(OBIETTIVO): Nel brano sul plutonismo, che nome ebbe la teoria di Hutton secondo cui la Terra è modellata da processi lenti e graduali?

(BRANO DEL DOCUMENTO):
Abraham Gottlob Werner
Al nettunismo si opponeva il plutonismo, secondo il quale le rocce derivavano dal fuoco, cioè il calore interno della Terra è responsabile della formazione delle rocce e delle montagne, con eventi ciclici che si ripetevano fin dalle origini.
Secondo il geologo scozzese James Hutton, (1726-1797) le rocce intrusive ed effusive avevano un'origine eruttiva, riconoscendo anche la sedimentazione meccanica, chimica e organogena.
Egli formulò l'ipotesi secondo cui la Terra sarebbe stata modellata non da improvvisi eventi violenti, bensì da processi lenti e graduali (i venti, il clima e l'azione delle acque), gli stessi processi che agiscono anche ora. Questa teoria, che fu detta dell'attualismo, era importante perché implicava che la Terra avesse una lunga storia.
In secondo luogo, la teoria dell'attualismo affermava che il normale corso degli eventi avviene tramite un cambiamento graduale, in contrasto con l'idea di un sistema immutabile. La Terra era in continua trasformazione e il motore era alimentato dal calore endogeno. I fiumi continuamente erodevano i continenti e i detriti si stratificavano sul fondale marino, dove si consolidavano; il calore proveniente dalle profondità espandeva la Terra risollevando i depositi, che nuovamente riformavano i continenti.

(CONTENUTO DEI DATI):

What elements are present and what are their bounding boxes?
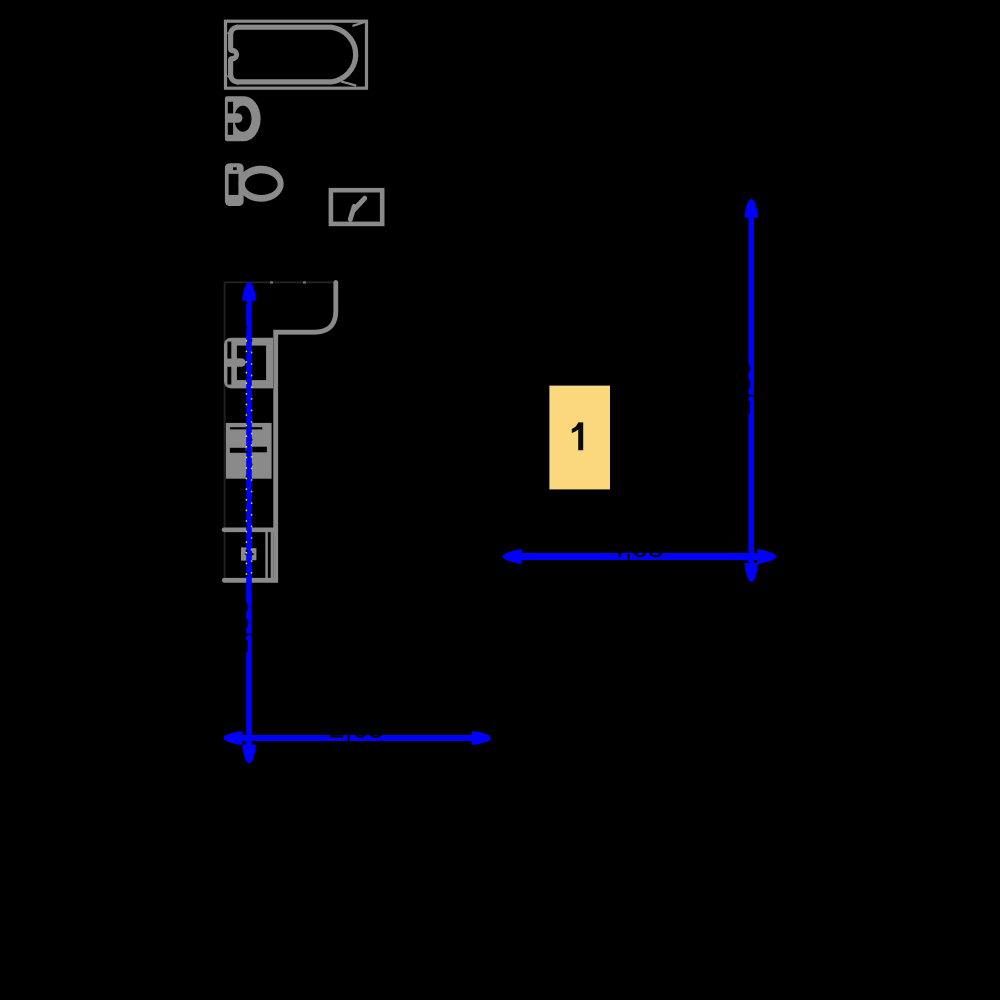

(RISULTATO): Fu detta teoria dell'attualismo.